# Challenge:
Find the lines containing the word "page" and copy every one of them.

-- Start of Dataset rows --

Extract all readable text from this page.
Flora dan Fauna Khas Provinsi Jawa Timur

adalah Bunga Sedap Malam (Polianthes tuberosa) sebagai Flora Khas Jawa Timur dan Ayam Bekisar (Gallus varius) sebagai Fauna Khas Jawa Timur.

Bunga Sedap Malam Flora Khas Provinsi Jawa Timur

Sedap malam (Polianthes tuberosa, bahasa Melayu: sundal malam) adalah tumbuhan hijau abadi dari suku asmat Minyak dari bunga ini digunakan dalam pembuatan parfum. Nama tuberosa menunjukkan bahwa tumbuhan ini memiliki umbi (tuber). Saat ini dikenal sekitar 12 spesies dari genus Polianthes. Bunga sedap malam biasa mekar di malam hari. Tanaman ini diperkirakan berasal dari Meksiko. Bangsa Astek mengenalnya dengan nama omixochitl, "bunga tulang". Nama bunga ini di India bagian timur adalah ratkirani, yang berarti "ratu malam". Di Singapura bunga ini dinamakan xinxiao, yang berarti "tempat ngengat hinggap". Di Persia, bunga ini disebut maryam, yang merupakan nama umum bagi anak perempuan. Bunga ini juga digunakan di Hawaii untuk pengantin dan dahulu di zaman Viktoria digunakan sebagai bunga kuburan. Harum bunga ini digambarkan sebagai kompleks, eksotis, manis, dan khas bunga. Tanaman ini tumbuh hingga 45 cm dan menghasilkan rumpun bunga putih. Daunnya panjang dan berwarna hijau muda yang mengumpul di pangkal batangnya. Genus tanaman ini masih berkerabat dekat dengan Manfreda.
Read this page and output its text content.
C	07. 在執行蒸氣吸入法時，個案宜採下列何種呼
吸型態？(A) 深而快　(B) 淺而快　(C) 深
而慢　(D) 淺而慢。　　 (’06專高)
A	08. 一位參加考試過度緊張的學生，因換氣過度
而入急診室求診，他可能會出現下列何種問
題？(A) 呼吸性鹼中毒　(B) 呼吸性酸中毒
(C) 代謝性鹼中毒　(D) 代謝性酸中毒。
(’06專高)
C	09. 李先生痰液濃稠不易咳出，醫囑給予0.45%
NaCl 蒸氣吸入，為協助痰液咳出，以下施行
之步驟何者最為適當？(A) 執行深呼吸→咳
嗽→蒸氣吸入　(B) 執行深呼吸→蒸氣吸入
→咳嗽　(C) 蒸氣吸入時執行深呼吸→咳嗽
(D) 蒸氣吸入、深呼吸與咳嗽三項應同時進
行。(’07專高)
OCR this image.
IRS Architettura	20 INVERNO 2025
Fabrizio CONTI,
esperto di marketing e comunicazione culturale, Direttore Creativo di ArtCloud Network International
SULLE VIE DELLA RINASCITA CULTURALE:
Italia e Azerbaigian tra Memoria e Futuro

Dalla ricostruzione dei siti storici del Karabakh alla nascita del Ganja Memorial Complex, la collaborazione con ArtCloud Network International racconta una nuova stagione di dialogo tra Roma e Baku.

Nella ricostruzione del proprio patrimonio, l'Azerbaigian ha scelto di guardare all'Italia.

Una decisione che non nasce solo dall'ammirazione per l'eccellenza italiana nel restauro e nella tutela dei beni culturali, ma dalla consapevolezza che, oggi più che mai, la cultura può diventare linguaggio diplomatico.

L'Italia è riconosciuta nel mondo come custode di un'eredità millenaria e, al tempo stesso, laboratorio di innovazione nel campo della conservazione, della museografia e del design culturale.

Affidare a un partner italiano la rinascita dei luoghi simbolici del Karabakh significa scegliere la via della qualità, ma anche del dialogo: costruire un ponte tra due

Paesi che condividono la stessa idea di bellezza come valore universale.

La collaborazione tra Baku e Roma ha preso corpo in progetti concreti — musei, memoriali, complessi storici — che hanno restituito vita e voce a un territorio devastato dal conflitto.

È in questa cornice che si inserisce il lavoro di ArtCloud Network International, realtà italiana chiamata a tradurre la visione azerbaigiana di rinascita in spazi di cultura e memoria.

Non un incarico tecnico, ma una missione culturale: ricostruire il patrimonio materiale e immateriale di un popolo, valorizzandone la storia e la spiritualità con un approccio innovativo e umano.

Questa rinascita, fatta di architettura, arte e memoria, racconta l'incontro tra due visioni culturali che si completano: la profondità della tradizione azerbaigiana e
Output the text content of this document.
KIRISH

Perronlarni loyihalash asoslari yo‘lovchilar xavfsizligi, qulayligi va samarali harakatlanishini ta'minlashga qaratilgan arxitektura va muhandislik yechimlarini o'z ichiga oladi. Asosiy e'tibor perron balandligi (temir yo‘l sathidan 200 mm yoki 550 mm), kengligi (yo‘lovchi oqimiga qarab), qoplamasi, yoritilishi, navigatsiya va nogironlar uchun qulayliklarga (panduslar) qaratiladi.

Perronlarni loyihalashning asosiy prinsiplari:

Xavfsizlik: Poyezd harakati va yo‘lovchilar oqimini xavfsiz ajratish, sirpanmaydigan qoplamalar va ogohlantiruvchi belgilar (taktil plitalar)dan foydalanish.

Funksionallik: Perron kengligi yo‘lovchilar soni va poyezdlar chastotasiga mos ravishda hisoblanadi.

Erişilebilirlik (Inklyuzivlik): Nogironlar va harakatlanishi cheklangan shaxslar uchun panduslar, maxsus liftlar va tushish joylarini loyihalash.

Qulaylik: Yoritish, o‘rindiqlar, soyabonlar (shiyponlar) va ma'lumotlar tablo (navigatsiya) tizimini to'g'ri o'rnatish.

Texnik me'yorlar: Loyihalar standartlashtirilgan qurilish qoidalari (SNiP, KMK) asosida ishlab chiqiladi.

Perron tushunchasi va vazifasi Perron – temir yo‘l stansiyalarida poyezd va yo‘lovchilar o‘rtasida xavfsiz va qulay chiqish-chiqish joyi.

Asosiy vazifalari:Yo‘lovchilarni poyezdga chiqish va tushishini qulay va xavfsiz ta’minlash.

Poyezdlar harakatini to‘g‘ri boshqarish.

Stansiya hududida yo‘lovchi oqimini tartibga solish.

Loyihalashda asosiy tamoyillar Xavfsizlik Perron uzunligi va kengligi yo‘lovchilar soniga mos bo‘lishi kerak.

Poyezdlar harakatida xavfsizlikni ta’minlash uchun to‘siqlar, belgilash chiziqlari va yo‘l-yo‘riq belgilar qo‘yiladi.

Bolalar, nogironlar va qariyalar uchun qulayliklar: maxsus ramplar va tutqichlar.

-- End of Dataset rows --

# Result of the exercise:
Extract all readable text from this page.
Read this page and output its text content.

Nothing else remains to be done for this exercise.